__OBJECTIVE__: Every entry below should be transcribed exactly; pictures stay out of the copy.

__RECORDS SHOWN__:
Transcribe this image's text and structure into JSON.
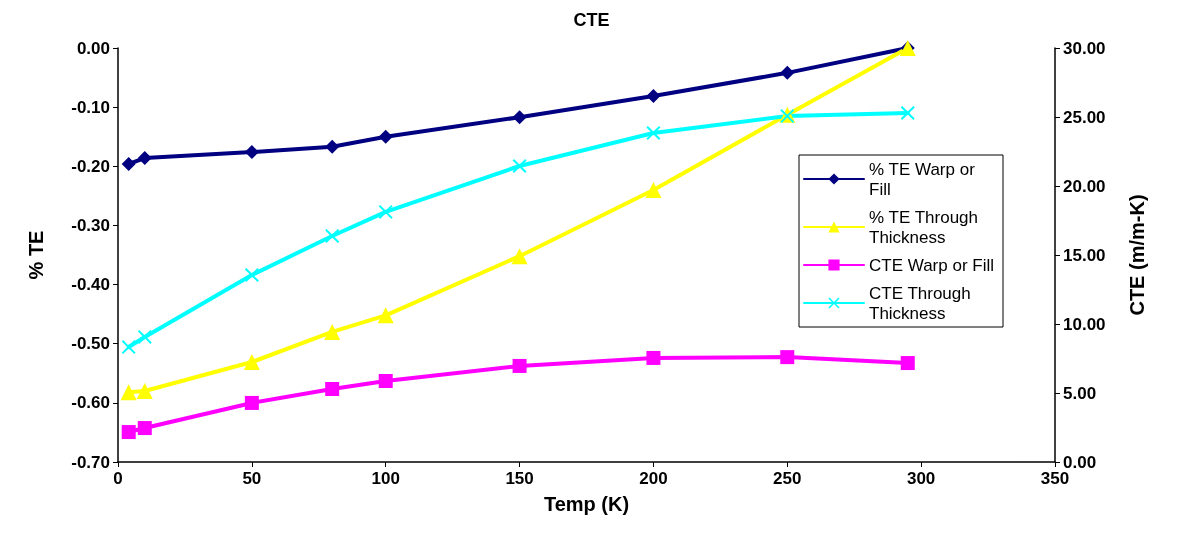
{
  "chart_data": {
    "type": "line",
    "title": "CTE",
    "xlabel": "Temp (K)",
    "ylabel": "% TE",
    "y2label": "CTE (m/m-K)",
    "x": [
      4,
      10,
      50,
      80,
      100,
      150,
      200,
      250,
      295
    ],
    "series": [
      {
        "name": "% TE Warp or Fill",
        "color": "#000080",
        "marker": "diamond",
        "values": [
          -0.196,
          -0.186,
          -0.176,
          -0.167,
          -0.15,
          -0.117,
          -0.081,
          -0.042,
          0.0
        ]
      },
      {
        "name": "% TE Through Thickness",
        "color": "#ffff00",
        "marker": "triangle",
        "values": [
          -0.582,
          -0.58,
          -0.531,
          -0.48,
          -0.452,
          -0.352,
          -0.24,
          -0.113,
          0.0
        ]
      },
      {
        "name": "CTE Warp or Fill",
        "color": "#ff00ff",
        "marker": "square",
        "axis": "y2",
        "values": [
          2.17,
          2.46,
          4.28,
          5.29,
          5.87,
          6.96,
          7.54,
          7.6,
          7.17
        ]
      },
      {
        "name": "CTE Through Thickness",
        "color": "#00ffff",
        "marker": "cross",
        "axis": "y2",
        "values": [
          8.33,
          9.06,
          13.55,
          16.38,
          18.12,
          21.45,
          23.84,
          25.07,
          25.29
        ]
      }
    ],
    "xlim": [
      0,
      350
    ],
    "xticks": [
      0,
      50,
      100,
      150,
      200,
      250,
      300,
      350
    ],
    "ylim": [
      -0.7,
      0
    ],
    "yticks": [
      {
        "value": -0.7,
        "label": "-0.70"
      },
      {
        "value": -0.6,
        "label": "-0.60"
      },
      {
        "value": -0.5,
        "label": "-0.50"
      },
      {
        "value": -0.4,
        "label": "-0.40"
      },
      {
        "value": -0.3,
        "label": "-0.30"
      },
      {
        "value": -0.2,
        "label": "-0.20"
      },
      {
        "value": -0.1,
        "label": "-0.10"
      },
      {
        "value": 0,
        "label": "0.00"
      }
    ],
    "y2lim": [
      0,
      30
    ],
    "y2ticks": [
      {
        "value": 0,
        "label": "0.00"
      },
      {
        "value": 5,
        "label": "5.00"
      },
      {
        "value": 10,
        "label": "10.00"
      },
      {
        "value": 15,
        "label": "15.00"
      },
      {
        "value": 20,
        "label": "20.00"
      },
      {
        "value": 25,
        "label": "25.00"
      },
      {
        "value": 30,
        "label": "30.00"
      }
    ],
    "grid": false,
    "legend": "right",
    "line_style": "solid"
  }
}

__REPLY__:
Transcribe this image's text and structure into JSON.
{
  "chart_data": {
    "type": "line",
    "title": "CTE",
    "xlabel": "Temp (K)",
    "ylabel": "% TE",
    "y2label": "CTE (m/m-K)",
    "x": [
      4,
      10,
      50,
      80,
      100,
      150,
      200,
      250,
      295
    ],
    "series": [
      {
        "name": "% TE Warp or Fill",
        "color": "#000080",
        "marker": "diamond",
        "values": [
          -0.196,
          -0.186,
          -0.176,
          -0.167,
          -0.15,
          -0.117,
          -0.081,
          -0.042,
          0.0
        ]
      },
      {
        "name": "% TE Through Thickness",
        "color": "#ffff00",
        "marker": "triangle",
        "values": [
          -0.582,
          -0.58,
          -0.531,
          -0.48,
          -0.452,
          -0.352,
          -0.24,
          -0.113,
          0.0
        ]
      },
      {
        "name": "CTE Warp or Fill",
        "color": "#ff00ff",
        "marker": "square",
        "axis": "y2",
        "values": [
          2.17,
          2.46,
          4.28,
          5.29,
          5.87,
          6.96,
          7.54,
          7.6,
          7.17
        ]
      },
      {
        "name": "CTE Through Thickness",
        "color": "#00ffff",
        "marker": "cross",
        "axis": "y2",
        "values": [
          8.33,
          9.06,
          13.55,
          16.38,
          18.12,
          21.45,
          23.84,
          25.07,
          25.29
        ]
      }
    ],
    "xlim": [
      0,
      350
    ],
    "xticks": [
      0,
      50,
      100,
      150,
      200,
      250,
      300,
      350
    ],
    "ylim": [
      -0.7,
      0
    ],
    "yticks": [
      {
        "value": -0.7,
        "label": "-0.70"
      },
      {
        "value": -0.6,
        "label": "-0.60"
      },
      {
        "value": -0.5,
        "label": "-0.50"
      },
      {
        "value": -0.4,
        "label": "-0.40"
      },
      {
        "value": -0.3,
        "label": "-0.30"
      },
      {
        "value": -0.2,
        "label": "-0.20"
      },
      {
        "value": -0.1,
        "label": "-0.10"
      },
      {
        "value": 0,
        "label": "0.00"
      }
    ],
    "y2lim": [
      0,
      30
    ],
    "y2ticks": [
      {
        "value": 0,
        "label": "0.00"
      },
      {
        "value": 5,
        "label": "5.00"
      },
      {
        "value": 10,
        "label": "10.00"
      },
      {
        "value": 15,
        "label": "15.00"
      },
      {
        "value": 20,
        "label": "20.00"
      },
      {
        "value": 25,
        "label": "25.00"
      },
      {
        "value": 30,
        "label": "30.00"
      }
    ],
    "grid": false,
    "legend": "right",
    "line_style": "solid"
  }
}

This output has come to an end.